Selected passage –
________________
My mom died last night. She left in peace surrounded by her family. I think she was actually looking forward to going. I arrived too late to talk with her; she had already slipped into a sleep from which she never fully awakened. Before I left Minnesota, though, I spoke to her on the phone.

“They’re disconnecting the machines,” she said.

“Are you going home?” I asked.

“No,” she said and then with a certain lilt in her voice, “Yes. I’m going home.”

“I’m coming to say goodbye. I hope you won’t go until I get there.”

“I don’t know,” she said.

“I know.”

The family gathered around her. We read bible passages that spoke of our hope of a resurrection or of the glory awaiting those who remain faithful to God’s son. We sang and prayed and gave glory to God. I am very grateful for my family and for their faith and faithfulness.

When I was little, I regarded my mom as the gold standard for all moms. She was large and soft, and I pitied other children with skinny, bony moms whose hugs could not be so comforting as hugs from my mom. She was the best mom. As I got bigger, my opinion changed little. I know, of course, that she was not faultless. But I can’t seem to remember her faults well enough to describe them. She was and always will be my mom.

She was always very alive. She discouraged self-pity of every kind and sometimes seemed judgmental because she held us to such high standards. Though she never finished high school, she also never stopped learning. Her mind was active and alive even when her body was weak or unresponsive. She read constantly. She believed that the only excuse for ignorance was youth. If you were old enough to read and understand, you were old enough to know what you ought to know, and if you were old enough to know, you were old enough to do what was right. I’m thankful for her high standards; I have the same high standards for my own kids.

But she was also gracious and compassionate. She took in strangers and befriended outcasts. She cooked for everyone and offered unstinting hospitality to all who came to her home. My friends, even when I was in college, loved the homey feel of our home where you didn’t have to worry about sitting in the wrong place and there was always something home cooked to eat. She was never afraid of ideas. She could hold her own in conversation with anyone, and she spoke with such unconscious authority that she was often puzzled at finding her opinions respected even by those who sharply disagreed with her.
________________
Source information –

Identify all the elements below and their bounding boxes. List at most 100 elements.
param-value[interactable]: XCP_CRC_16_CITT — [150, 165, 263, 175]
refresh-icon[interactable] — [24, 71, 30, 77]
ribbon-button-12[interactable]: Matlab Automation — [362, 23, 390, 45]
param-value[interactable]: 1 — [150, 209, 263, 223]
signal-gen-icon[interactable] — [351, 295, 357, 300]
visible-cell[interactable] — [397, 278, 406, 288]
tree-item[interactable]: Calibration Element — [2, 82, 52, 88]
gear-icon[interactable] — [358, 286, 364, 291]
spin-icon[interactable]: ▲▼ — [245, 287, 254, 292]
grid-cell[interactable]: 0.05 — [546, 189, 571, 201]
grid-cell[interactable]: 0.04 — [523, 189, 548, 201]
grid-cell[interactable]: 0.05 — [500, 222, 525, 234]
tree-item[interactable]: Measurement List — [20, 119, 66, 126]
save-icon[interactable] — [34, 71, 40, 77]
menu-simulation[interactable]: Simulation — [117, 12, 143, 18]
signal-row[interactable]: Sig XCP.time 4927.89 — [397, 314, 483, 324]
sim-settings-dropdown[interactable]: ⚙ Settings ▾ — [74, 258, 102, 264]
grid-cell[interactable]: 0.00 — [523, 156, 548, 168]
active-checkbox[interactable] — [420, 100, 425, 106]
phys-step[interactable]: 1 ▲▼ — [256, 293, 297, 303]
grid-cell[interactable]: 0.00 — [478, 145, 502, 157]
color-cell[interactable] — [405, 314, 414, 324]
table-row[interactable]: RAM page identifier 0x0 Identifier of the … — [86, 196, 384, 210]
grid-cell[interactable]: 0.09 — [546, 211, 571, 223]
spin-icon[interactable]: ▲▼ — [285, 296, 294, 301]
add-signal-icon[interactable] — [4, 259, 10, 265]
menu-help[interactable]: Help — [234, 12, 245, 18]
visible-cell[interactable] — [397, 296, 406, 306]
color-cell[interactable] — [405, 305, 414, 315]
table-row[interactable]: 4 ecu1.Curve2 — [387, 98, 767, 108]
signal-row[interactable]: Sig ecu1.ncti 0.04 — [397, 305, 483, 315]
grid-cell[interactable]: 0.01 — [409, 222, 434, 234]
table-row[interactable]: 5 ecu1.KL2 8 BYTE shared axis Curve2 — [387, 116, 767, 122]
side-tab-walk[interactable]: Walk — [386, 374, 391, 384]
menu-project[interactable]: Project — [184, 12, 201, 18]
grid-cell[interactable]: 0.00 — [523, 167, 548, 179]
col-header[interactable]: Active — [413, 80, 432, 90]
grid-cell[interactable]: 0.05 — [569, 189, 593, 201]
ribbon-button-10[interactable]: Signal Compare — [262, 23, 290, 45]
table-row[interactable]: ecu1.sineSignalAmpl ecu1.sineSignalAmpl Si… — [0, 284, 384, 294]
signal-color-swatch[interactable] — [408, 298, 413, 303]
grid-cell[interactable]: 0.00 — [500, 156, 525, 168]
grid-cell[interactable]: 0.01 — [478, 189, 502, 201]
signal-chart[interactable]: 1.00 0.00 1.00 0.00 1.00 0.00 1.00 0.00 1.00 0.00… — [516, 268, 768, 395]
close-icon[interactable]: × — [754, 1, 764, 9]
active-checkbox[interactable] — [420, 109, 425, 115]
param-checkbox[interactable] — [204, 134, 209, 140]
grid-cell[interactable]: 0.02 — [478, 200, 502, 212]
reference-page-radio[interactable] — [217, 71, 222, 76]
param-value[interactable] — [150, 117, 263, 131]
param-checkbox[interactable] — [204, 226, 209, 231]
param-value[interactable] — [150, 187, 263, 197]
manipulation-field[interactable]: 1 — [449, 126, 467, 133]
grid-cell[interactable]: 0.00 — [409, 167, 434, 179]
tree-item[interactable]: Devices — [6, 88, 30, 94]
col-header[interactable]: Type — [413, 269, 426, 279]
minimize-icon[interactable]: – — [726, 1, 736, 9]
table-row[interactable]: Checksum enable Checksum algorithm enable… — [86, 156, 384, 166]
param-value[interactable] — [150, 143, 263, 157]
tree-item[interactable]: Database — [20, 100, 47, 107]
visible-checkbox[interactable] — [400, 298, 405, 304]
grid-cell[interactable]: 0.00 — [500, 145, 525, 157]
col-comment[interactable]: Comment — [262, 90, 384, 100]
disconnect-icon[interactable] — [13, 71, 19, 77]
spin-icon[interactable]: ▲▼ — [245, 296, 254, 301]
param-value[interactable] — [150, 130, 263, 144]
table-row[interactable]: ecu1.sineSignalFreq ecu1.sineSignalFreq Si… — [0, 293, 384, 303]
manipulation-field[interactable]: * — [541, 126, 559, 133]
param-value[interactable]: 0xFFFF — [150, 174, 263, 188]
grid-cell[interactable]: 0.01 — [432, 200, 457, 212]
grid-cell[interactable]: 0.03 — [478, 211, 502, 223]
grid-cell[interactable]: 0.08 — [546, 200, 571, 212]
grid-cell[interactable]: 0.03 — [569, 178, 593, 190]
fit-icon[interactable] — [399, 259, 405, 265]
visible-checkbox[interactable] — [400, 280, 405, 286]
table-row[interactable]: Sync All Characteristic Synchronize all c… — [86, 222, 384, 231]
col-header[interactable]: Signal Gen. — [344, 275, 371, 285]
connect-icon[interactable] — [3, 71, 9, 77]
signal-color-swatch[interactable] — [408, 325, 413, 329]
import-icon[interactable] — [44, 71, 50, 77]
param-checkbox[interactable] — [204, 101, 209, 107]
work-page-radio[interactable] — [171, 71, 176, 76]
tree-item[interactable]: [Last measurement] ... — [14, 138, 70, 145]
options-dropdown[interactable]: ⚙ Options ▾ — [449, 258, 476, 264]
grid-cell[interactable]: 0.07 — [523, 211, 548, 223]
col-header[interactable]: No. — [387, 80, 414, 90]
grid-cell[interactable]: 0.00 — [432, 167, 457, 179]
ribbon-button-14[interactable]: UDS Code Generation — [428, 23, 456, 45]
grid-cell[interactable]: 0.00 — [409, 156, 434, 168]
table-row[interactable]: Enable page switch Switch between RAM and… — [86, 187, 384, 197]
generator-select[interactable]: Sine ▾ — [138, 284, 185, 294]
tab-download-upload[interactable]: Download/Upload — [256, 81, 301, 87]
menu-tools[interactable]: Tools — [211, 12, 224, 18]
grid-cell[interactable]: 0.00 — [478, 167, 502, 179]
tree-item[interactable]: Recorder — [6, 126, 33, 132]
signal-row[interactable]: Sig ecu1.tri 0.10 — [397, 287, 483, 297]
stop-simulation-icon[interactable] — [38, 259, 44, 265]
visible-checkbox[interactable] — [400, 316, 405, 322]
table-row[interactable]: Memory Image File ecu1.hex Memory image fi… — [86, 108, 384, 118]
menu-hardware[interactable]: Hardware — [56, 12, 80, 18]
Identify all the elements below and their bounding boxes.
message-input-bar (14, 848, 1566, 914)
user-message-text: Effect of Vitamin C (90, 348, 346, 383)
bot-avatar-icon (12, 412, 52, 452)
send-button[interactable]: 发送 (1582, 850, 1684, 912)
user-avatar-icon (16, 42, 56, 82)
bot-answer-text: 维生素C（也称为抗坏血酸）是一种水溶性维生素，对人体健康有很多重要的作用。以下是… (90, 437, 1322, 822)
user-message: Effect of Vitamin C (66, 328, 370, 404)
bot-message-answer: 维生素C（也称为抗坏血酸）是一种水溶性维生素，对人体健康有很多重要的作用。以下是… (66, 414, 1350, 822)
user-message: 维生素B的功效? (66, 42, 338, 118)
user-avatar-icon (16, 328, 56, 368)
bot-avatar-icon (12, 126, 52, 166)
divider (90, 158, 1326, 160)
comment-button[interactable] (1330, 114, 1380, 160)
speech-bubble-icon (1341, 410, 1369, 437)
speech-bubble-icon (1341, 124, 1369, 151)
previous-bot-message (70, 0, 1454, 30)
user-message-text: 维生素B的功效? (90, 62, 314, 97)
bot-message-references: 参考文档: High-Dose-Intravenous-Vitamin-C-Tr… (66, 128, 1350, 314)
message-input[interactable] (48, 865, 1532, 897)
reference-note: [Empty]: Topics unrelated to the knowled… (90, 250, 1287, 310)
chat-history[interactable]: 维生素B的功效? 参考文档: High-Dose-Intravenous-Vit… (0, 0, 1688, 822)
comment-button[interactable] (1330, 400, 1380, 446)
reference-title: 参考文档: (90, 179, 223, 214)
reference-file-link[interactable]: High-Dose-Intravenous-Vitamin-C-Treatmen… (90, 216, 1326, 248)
________________
Write the next part of the piece remembering the mother, continuing from where it ends.

Answer to this exercise –
Mom was fun. I didn’t realize it growing up. In fact, it sometimes seemed to me that other families had more fun than ours. Other families were certainly better off. But I doubt that any other family we knew had as much fun as our family. We all liked one another, and Mom never allowed any fighting or even name-calling. She insisted that we all loved one another, and, whether she really bent us all to her will or we were just naturally compliant, we did. We loved one another; we had fun together. We had picnics in the back yard. We played games; we went on long walks in nearby parks, the younger kids racing ahead and running back while Mom and Dad strolled along behind. Mom had a knack for making our free time fun without gratifying our whims. It was years before I knew we were poor. We were rich in fun.

Now she is gone. As I write, my sisters are sorting through photos looking for pictures of Mom to include at her funeral. We’re not very sad. There has already been a lot of laughter and a few tears. I’m sure there will be more of both. But I am confident that the laughter will outweigh the tears. Mom would want it that way. She wouldn’t want us to have a funeral without any fun in it.